▶ **Collection entries**
# # #
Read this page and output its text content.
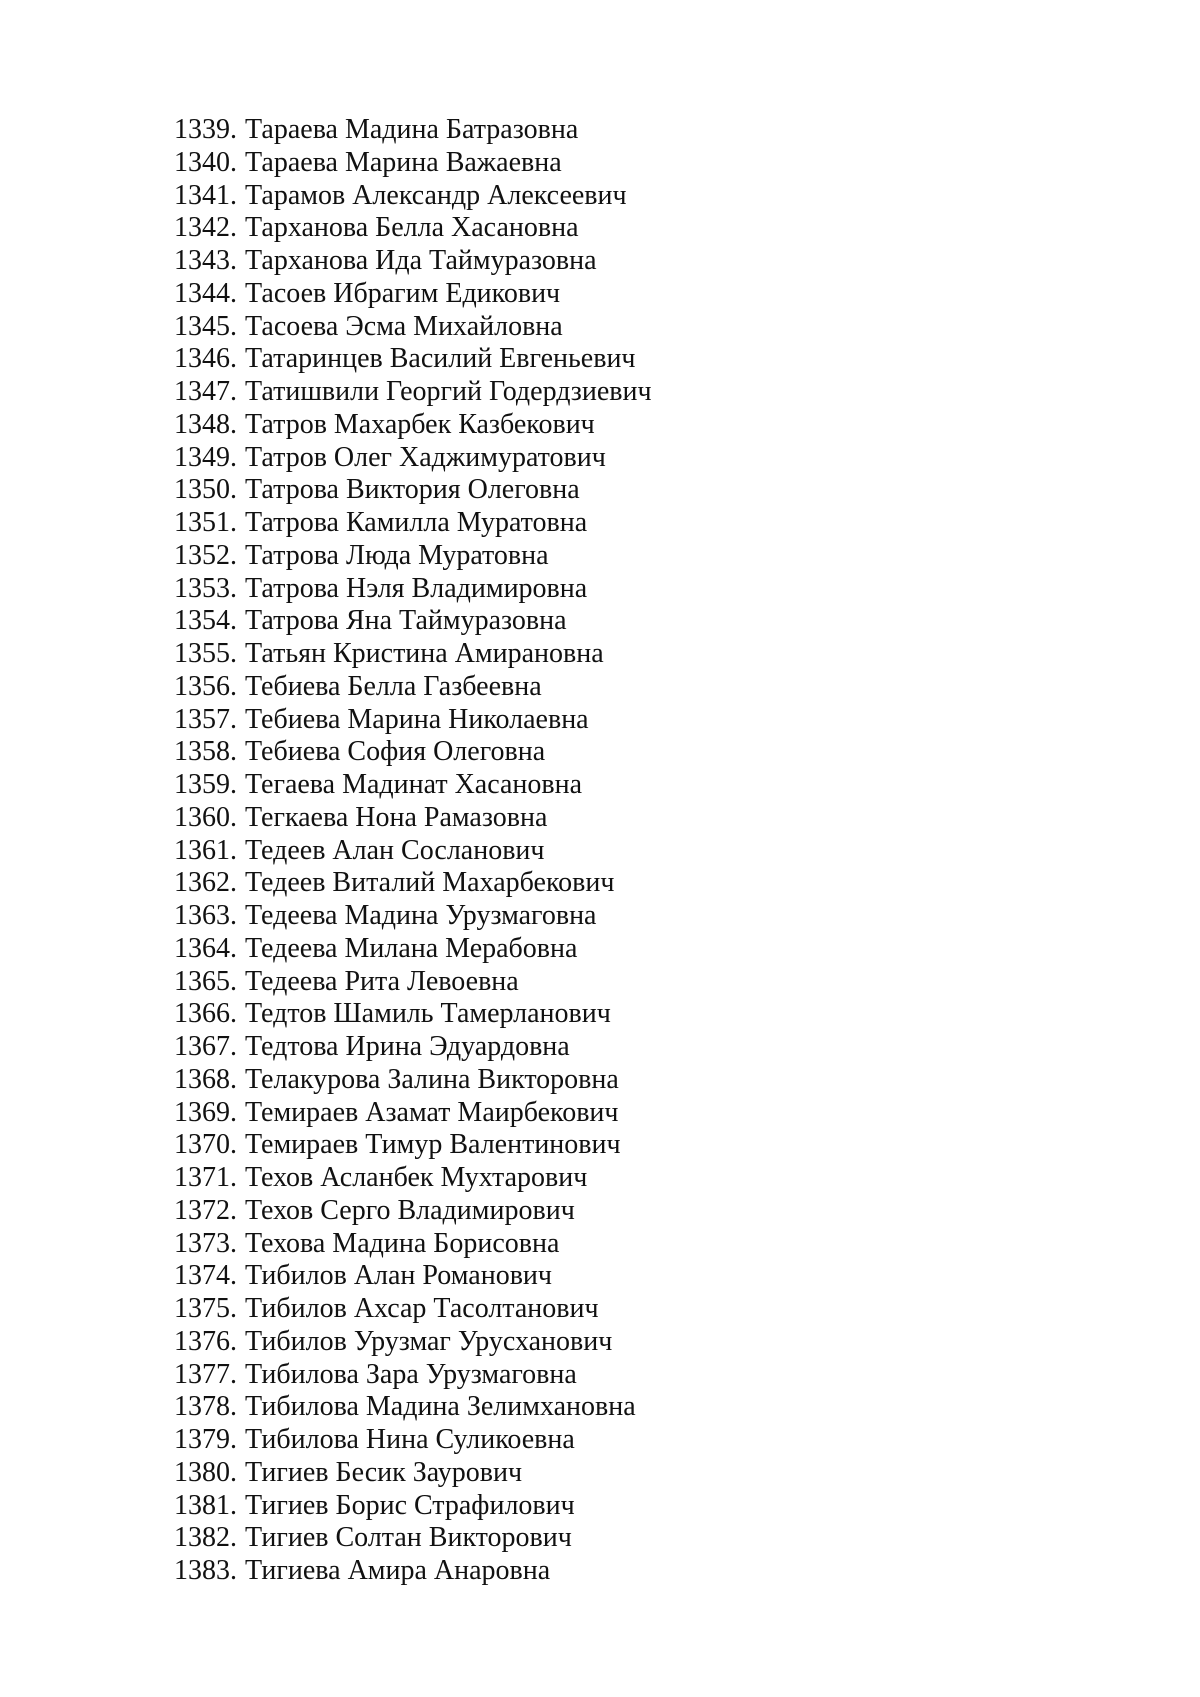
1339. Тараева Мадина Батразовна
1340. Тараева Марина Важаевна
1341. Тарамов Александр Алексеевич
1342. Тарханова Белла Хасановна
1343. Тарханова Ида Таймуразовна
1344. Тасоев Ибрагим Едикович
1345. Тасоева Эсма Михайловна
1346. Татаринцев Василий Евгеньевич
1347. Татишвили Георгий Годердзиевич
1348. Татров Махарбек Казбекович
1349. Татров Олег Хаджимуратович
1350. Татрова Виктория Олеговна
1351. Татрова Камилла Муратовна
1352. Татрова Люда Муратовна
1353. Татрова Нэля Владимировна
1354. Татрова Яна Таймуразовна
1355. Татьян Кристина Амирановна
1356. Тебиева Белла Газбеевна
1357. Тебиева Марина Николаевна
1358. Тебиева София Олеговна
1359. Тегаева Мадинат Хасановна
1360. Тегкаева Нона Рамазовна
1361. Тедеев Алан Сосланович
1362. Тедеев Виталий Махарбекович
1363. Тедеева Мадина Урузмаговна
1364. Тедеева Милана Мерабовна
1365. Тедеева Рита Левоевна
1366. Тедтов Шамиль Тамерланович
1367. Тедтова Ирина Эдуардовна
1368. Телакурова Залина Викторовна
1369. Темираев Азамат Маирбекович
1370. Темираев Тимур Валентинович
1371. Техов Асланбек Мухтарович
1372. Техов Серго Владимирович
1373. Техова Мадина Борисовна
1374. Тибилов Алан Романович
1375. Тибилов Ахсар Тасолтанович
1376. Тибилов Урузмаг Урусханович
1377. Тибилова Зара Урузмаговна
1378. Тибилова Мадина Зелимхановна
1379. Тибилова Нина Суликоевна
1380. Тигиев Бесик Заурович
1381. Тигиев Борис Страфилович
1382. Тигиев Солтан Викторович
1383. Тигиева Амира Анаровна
# # #
Copy every line of the data exactly as written, excluding the pictures.

▶ **WORKED SOLUTION**
Read this page and output its text content.
1339. Тараева Мадина Батразовна
1340. Тараева Марина Важаевна
1341. Тарамов Александр Алексеевич
1342. Тарханова Белла Хасановна
1343. Тарханова Ида Таймуразовна
1344. Тасоев Ибрагим Едикович
1345. Тасоева Эсма Михайловна
1346. Татаринцев Василий Евгеньевич
1347. Татишвили Георгий Годердзиевич
1348. Татров Махарбек Казбекович
1349. Татров Олег Хаджимуратович
1350. Татрова Виктория Олеговна
1351. Татрова Камилла Муратовна
1352. Татрова Люда Муратовна
1353. Татрова Нэля Владимировна
1354. Татрова Яна Таймуразовна
1355. Татьян Кристина Амирановна
1356. Тебиева Белла Газбеевна
1357. Тебиева Марина Николаевна
1358. Тебиева София Олеговна
1359. Тегаева Мадинат Хасановна
1360. Тегкаева Нона Рамазовна
1361. Тедеев Алан Сосланович
1362. Тедеев Виталий Махарбекович
1363. Тедеева Мадина Урузмаговна
1364. Тедеева Милана Мерабовна
1365. Тедеева Рита Левоевна
1366. Тедтов Шамиль Тамерланович
1367. Тедтова Ирина Эдуардовна
1368. Телакурова Залина Викторовна
1369. Темираев Азамат Маирбекович
1370. Темираев Тимур Валентинович
1371. Техов Асланбек Мухтарович
1372. Техов Серго Владимирович
1373. Техова Мадина Борисовна
1374. Тибилов Алан Романович
1375. Тибилов Ахсар Тасолтанович
1376. Тибилов Урузмаг Урусханович
1377. Тибилова Зара Урузмаговна
1378. Тибилова Мадина Зелимхановна
1379. Тибилова Нина Суликоевна
1380. Тигиев Бесик Заурович
1381. Тигиев Борис Страфилович
1382. Тигиев Солтан Викторович
1383. Тигиева Амира Анаровна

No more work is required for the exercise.